** Set task **
Output the material below in its entirety, exactly as given.

** Records to use **
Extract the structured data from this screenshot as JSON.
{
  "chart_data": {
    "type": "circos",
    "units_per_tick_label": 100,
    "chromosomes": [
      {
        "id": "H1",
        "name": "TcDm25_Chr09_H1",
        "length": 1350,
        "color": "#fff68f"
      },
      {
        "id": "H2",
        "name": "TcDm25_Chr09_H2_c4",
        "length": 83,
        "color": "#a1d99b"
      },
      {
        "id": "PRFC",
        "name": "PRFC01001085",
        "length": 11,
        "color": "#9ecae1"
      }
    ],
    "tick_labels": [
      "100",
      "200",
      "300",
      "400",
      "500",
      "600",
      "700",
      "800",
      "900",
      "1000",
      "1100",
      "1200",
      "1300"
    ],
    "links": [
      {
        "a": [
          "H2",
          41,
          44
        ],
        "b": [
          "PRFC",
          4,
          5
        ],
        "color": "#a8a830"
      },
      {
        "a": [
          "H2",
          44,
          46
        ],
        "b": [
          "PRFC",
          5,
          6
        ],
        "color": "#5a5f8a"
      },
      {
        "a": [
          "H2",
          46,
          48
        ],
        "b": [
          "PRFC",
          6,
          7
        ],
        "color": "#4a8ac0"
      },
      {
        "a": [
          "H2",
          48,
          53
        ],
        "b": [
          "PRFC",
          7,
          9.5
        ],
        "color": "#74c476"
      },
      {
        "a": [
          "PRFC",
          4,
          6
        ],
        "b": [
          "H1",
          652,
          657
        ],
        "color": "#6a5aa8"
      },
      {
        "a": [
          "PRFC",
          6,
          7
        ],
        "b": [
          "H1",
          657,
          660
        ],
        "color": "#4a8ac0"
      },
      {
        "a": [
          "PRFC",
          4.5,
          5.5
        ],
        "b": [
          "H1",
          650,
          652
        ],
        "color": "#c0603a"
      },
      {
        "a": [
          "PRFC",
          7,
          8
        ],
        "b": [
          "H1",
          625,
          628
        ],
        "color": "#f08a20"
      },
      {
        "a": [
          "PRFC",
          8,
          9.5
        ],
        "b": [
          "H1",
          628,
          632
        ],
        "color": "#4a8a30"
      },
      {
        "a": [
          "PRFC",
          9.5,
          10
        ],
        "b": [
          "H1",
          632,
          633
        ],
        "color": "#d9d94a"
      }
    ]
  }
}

** Full solution **
Extract the structured data from this screenshot as JSON.
{
  "chart_data": {
    "type": "circos",
    "units_per_tick_label": 100,
    "chromosomes": [
      {
        "id": "H1",
        "name": "TcDm25_Chr09_H1",
        "length": 1350,
        "color": "#fff68f"
      },
      {
        "id": "H2",
        "name": "TcDm25_Chr09_H2_c4",
        "length": 83,
        "color": "#a1d99b"
      },
      {
        "id": "PRFC",
        "name": "PRFC01001085",
        "length": 11,
        "color": "#9ecae1"
      }
    ],
    "tick_labels": [
      "100",
      "200",
      "300",
      "400",
      "500",
      "600",
      "700",
      "800",
      "900",
      "1000",
      "1100",
      "1200",
      "1300"
    ],
    "links": [
      {
        "a": [
          "H2",
          41,
          44
        ],
        "b": [
          "PRFC",
          4,
          5
        ],
        "color": "#a8a830"
      },
      {
        "a": [
          "H2",
          44,
          46
        ],
        "b": [
          "PRFC",
          5,
          6
        ],
        "color": "#5a5f8a"
      },
      {
        "a": [
          "H2",
          46,
          48
        ],
        "b": [
          "PRFC",
          6,
          7
        ],
        "color": "#4a8ac0"
      },
      {
        "a": [
          "H2",
          48,
          53
        ],
        "b": [
          "PRFC",
          7,
          9.5
        ],
        "color": "#74c476"
      },
      {
        "a": [
          "PRFC",
          4,
          6
        ],
        "b": [
          "H1",
          652,
          657
        ],
        "color": "#6a5aa8"
      },
      {
        "a": [
          "PRFC",
          6,
          7
        ],
        "b": [
          "H1",
          657,
          660
        ],
        "color": "#4a8ac0"
      },
      {
        "a": [
          "PRFC",
          4.5,
          5.5
        ],
        "b": [
          "H1",
          650,
          652
        ],
        "color": "#c0603a"
      },
      {
        "a": [
          "PRFC",
          7,
          8
        ],
        "b": [
          "H1",
          625,
          628
        ],
        "color": "#f08a20"
      },
      {
        "a": [
          "PRFC",
          8,
          9.5
        ],
        "b": [
          "H1",
          628,
          632
        ],
        "color": "#4a8a30"
      },
      {
        "a": [
          "PRFC",
          9.5,
          10
        ],
        "b": [
          "H1",
          632,
          633
        ],
        "color": "#d9d94a"
      }
    ]
  }
}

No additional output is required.